• **What the exercise asks**: Reproduce every line in the listing that contains the word "Екстреність".

Records from a dataset
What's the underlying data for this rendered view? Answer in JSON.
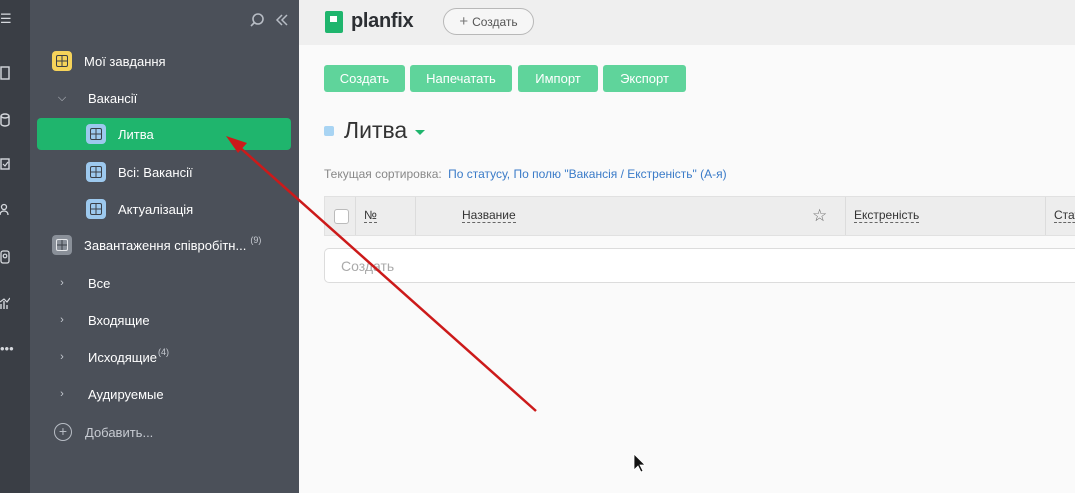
{
  "rail": {
    "icons": [
      "menu-icon",
      "document-icon",
      "database-icon",
      "task-icon",
      "people-icon",
      "contact-icon",
      "chart-icon",
      "more-icon"
    ]
  },
  "sidebar": {
    "items": [
      {
        "label": "Мої завдання",
        "icon": "grid-icon",
        "color": "#f6d35a"
      },
      {
        "label": "Вакансії"
      },
      {
        "label": "Литва",
        "icon": "grid-icon",
        "color": "#9dc9ee",
        "active": true
      },
      {
        "label": "Всі: Вакансії",
        "icon": "grid-icon",
        "color": "#9dc9ee"
      },
      {
        "label": "Актуалізація",
        "icon": "grid-icon",
        "color": "#9dc9ee"
      },
      {
        "label": "Завантаження співробітн...",
        "count": "(9)",
        "icon": "grid-icon",
        "color": "#8a9099"
      },
      {
        "label": "Все"
      },
      {
        "label": "Входящие"
      },
      {
        "label": "Исходящие",
        "count": "(4)"
      },
      {
        "label": "Аудируемые"
      }
    ],
    "add_label": "Добавить..."
  },
  "header": {
    "logo_text": "planfix",
    "create_label": "Создать"
  },
  "toolbar": {
    "create": "Создать",
    "print": "Напечатать",
    "import": "Импорт",
    "export": "Экспорт"
  },
  "page": {
    "title": "Литва",
    "sort_label": "Текущая сортировка:",
    "sort_value": "По статусу, По полю \"Вакансія / Екстреність\" (А-я)"
  },
  "table": {
    "columns": [
      "№",
      "Название",
      "Екстреність",
      "Стат"
    ],
    "create_placeholder": "Создать"
  },
  "colors": {
    "accent": "#1fb56d",
    "button": "#5fd49b",
    "sidebar": "#4b5059",
    "annotation_arrow": "#cc1a1a"
  }
}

• **The response**:
    "sort_value": "По статусу, По полю \"Вакансія / Екстреність\" (А-я)"
      "Екстреність",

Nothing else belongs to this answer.